Set down each record below precisely, skipping the pictures.

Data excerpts
>> START

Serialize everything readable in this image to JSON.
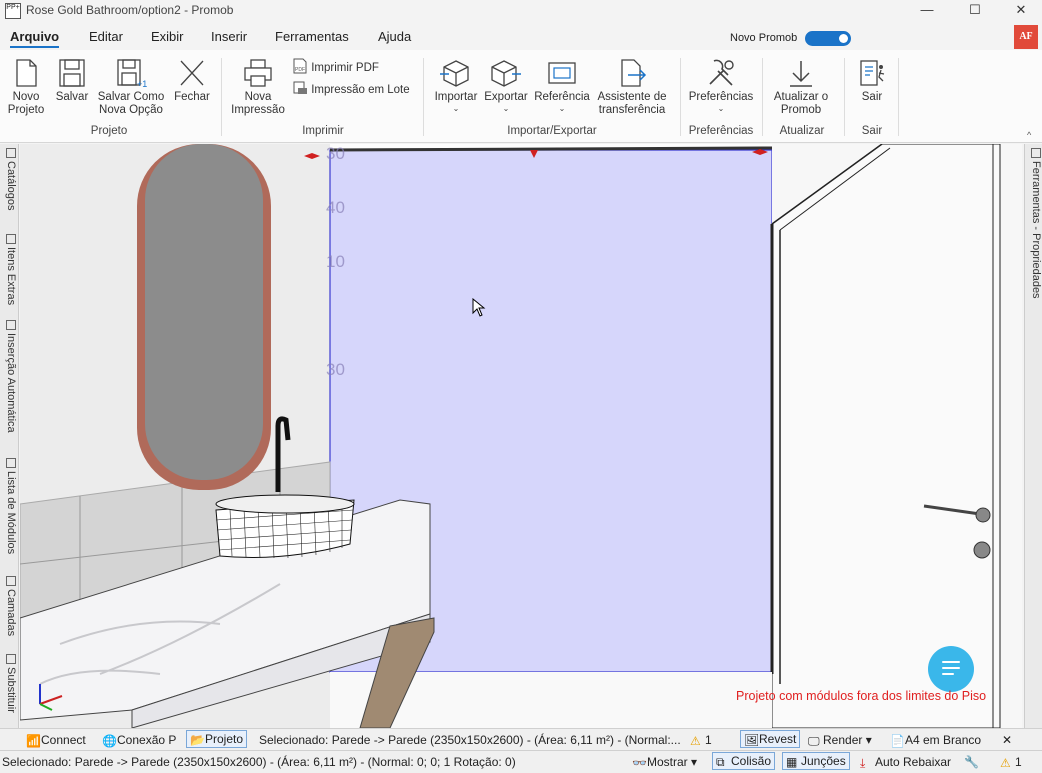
{
  "window": {
    "title": "Rose Gold Bathroom/option2 - Promob",
    "app_icon_text": "PP+",
    "minimize_glyph": "—",
    "maximize_glyph": "☐",
    "close_glyph": "✕"
  },
  "menu": {
    "items": [
      "Arquivo",
      "Editar",
      "Exibir",
      "Inserir",
      "Ferramentas",
      "Ajuda"
    ],
    "active": "Arquivo",
    "novo_promob_label": "Novo Promob",
    "user_badge": "AF"
  },
  "ribbon": {
    "projeto": {
      "group_label": "Projeto",
      "novo_projeto": "Novo Projeto",
      "salvar": "Salvar",
      "salvar_como": "Salvar Como Nova Opção",
      "fechar": "Fechar"
    },
    "imprimir": {
      "group_label": "Imprimir",
      "nova_impressao": "Nova Impressão",
      "imprimir_pdf": "Imprimir PDF",
      "impressao_lote": "Impressão em Lote"
    },
    "importar_exportar": {
      "group_label": "Importar/Exportar",
      "importar": "Importar",
      "exportar": "Exportar",
      "referencia": "Referência",
      "assistente": "Assistente de transferência"
    },
    "preferencias": {
      "group_label": "Preferências",
      "preferencias": "Preferências"
    },
    "atualizar": {
      "group_label": "Atualizar",
      "atualizar_promob": "Atualizar o Promob"
    },
    "sair": {
      "group_label": "Sair",
      "sair": "Sair"
    }
  },
  "left_panel": {
    "tabs": [
      "Catálogos",
      "Itens Extras",
      "Inserção Automática",
      "Lista de Módulos",
      "Camadas",
      "Substituir"
    ]
  },
  "right_panel": {
    "tabs": [
      "Ferramentas - Propriedades"
    ]
  },
  "viewport": {
    "ruler_labels": [
      "30",
      "40",
      "10",
      "30"
    ],
    "warning_text": "Projeto com módulos fora dos limites do Piso",
    "wall_highlight_color": "#d6d6fb",
    "countertop_color": "#f4f4f6",
    "mirror_frame_color": "#b06a5a",
    "chat_button_color": "#3ab7ea"
  },
  "status_bar_top": {
    "connect": "Connect",
    "conexao": "Conexão P",
    "projeto": "Projeto",
    "selected": "Selecionado: Parede -> Parede (2350x150x2600) - (Área: 6,11 m²) - (Normal:...",
    "warnings": "1",
    "revest": "Revest",
    "render": "Render",
    "a4": "A4 em Branco",
    "close": "✕"
  },
  "status_bar_bottom": {
    "selected": "Selecionado: Parede -> Parede (2350x150x2600) - (Área: 6,11 m²) - (Normal: 0; 0; 1 Rotação: 0)",
    "mostrar": "Mostrar",
    "colisao": "Colisão",
    "juncoes": "Junções",
    "auto_rebaixar": "Auto Rebaixar",
    "warnings": "1"
  }
}
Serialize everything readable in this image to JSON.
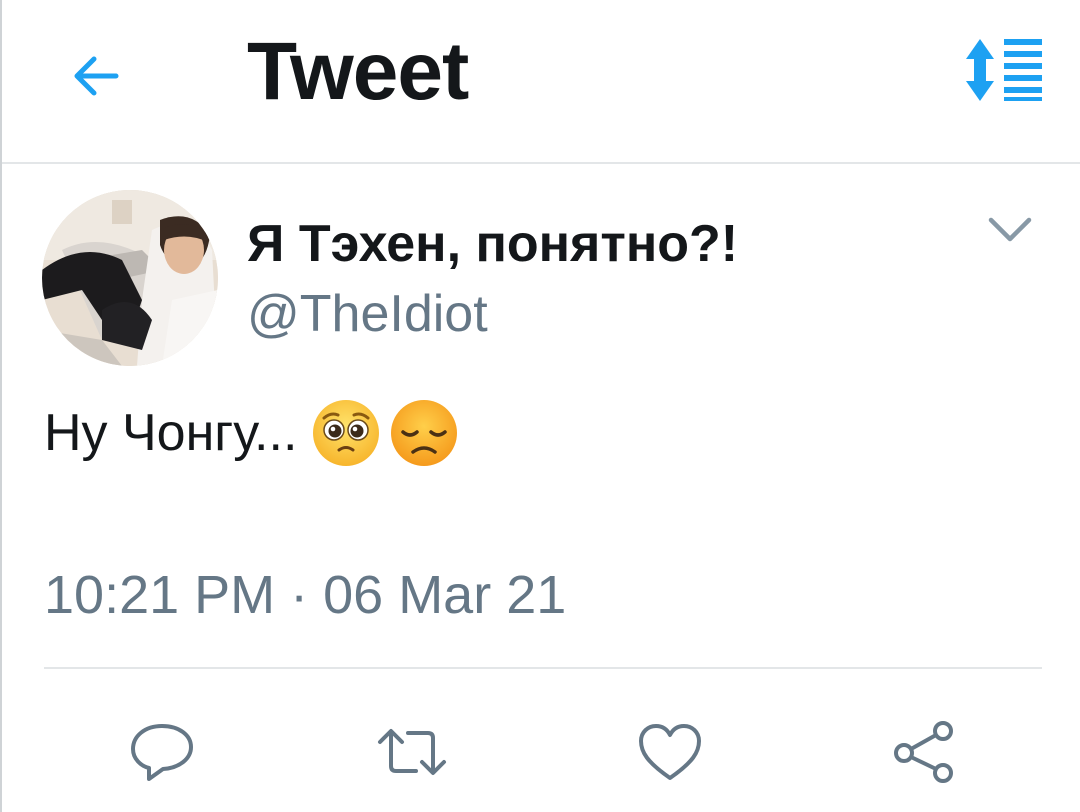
{
  "header": {
    "title": "Tweet",
    "back_icon": "back-arrow-icon",
    "sort_icon": "sort-list-icon"
  },
  "tweet": {
    "display_name": "Я Тэхен, понятно?!",
    "handle": "@TheIdiot",
    "text": "Ну Чонгу...",
    "emojis": [
      "pleading-face-emoji",
      "disappointed-face-emoji"
    ],
    "timestamp": "10:21 PM · 06 Mar 21",
    "menu_icon": "chevron-down-icon"
  },
  "actions": [
    "reply-icon",
    "retweet-icon",
    "like-icon",
    "share-icon"
  ],
  "colors": {
    "accent": "#1da1f2",
    "text": "#14171a",
    "secondary": "#657786",
    "divider": "#e3e6e8",
    "action_icon": "#657786"
  }
}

>> END

Complete response
Serialize everything readable in this image to JSON.
{
  "window": {
    "title": "Rose Gold Bathroom/option2 - Promob",
    "app_icon_text": "PP+",
    "minimize_glyph": "—",
    "maximize_glyph": "☐",
    "close_glyph": "✕"
  },
  "menu": {
    "items": [
      "Arquivo",
      "Editar",
      "Exibir",
      "Inserir",
      "Ferramentas",
      "Ajuda"
    ],
    "active": "Arquivo",
    "novo_promob_label": "Novo Promob",
    "user_badge": "AF"
  },
  "ribbon": {
    "projeto": {
      "group_label": "Projeto",
      "novo_projeto": "Novo Projeto",
      "salvar": "Salvar",
      "salvar_como": "Salvar Como Nova Opção",
      "fechar": "Fechar"
    },
    "imprimir": {
      "group_label": "Imprimir",
      "nova_impressao": "Nova Impressão",
      "imprimir_pdf": "Imprimir PDF",
      "impressao_lote": "Impressão em Lote"
    },
    "importar_exportar": {
      "group_label": "Importar/Exportar",
      "importar": "Importar",
      "exportar": "Exportar",
      "referencia": "Referência",
      "assistente": "Assistente de transferência"
    },
    "preferencias": {
      "group_label": "Preferências",
      "preferencias": "Preferências"
    },
    "atualizar": {
      "group_label": "Atualizar",
      "atualizar_promob": "Atualizar o Promob"
    },
    "sair": {
      "group_label": "Sair",
      "sair": "Sair"
    }
  },
  "left_panel": {
    "tabs": [
      "Catálogos",
      "Itens Extras",
      "Inserção Automática",
      "Lista de Módulos",
      "Camadas",
      "Substituir"
    ]
  },
  "right_panel": {
    "tabs": [
      "Ferramentas - Propriedades"
    ]
  },
  "viewport": {
    "ruler_labels": [
      "30",
      "40",
      "10",
      "30"
    ],
    "warning_text": "Projeto com módulos fora dos limites do Piso",
    "wall_highlight_color": "#d6d6fb",
    "countertop_color": "#f4f4f6",
    "mirror_frame_color": "#b06a5a",
    "chat_button_color": "#3ab7ea"
  },
  "status_bar_top": {
    "connect": "Connect",
    "conexao": "Conexão P",
    "projeto": "Projeto",
    "selected": "Selecionado: Parede -> Parede (2350x150x2600) - (Área: 6,11 m²) - (Normal:...",
    "warnings": "1",
    "revest": "Revest",
    "render": "Render",
    "a4": "A4 em Branco",
    "close": "✕"
  },
  "status_bar_bottom": {
    "selected": "Selecionado: Parede -> Parede (2350x150x2600) - (Área: 6,11 m²) - (Normal: 0; 0; 1 Rotação: 0)",
    "mostrar": "Mostrar",
    "colisao": "Colisão",
    "juncoes": "Junções",
    "auto_rebaixar": "Auto Rebaixar",
    "warnings": "1"
  }
}
Serialize everything readable in this image to JSON.
{
  "header": {
    "title": "Tweet",
    "back_icon": "back-arrow-icon",
    "sort_icon": "sort-list-icon"
  },
  "tweet": {
    "display_name": "Я Тэхен, понятно?!",
    "handle": "@TheIdiot",
    "text": "Ну Чонгу...",
    "emojis": [
      "pleading-face-emoji",
      "disappointed-face-emoji"
    ],
    "timestamp": "10:21 PM · 06 Mar 21",
    "menu_icon": "chevron-down-icon"
  },
  "actions": [
    "reply-icon",
    "retweet-icon",
    "like-icon",
    "share-icon"
  ],
  "colors": {
    "accent": "#1da1f2",
    "text": "#14171a",
    "secondary": "#657786",
    "divider": "#e3e6e8",
    "action_icon": "#657786"
  }
}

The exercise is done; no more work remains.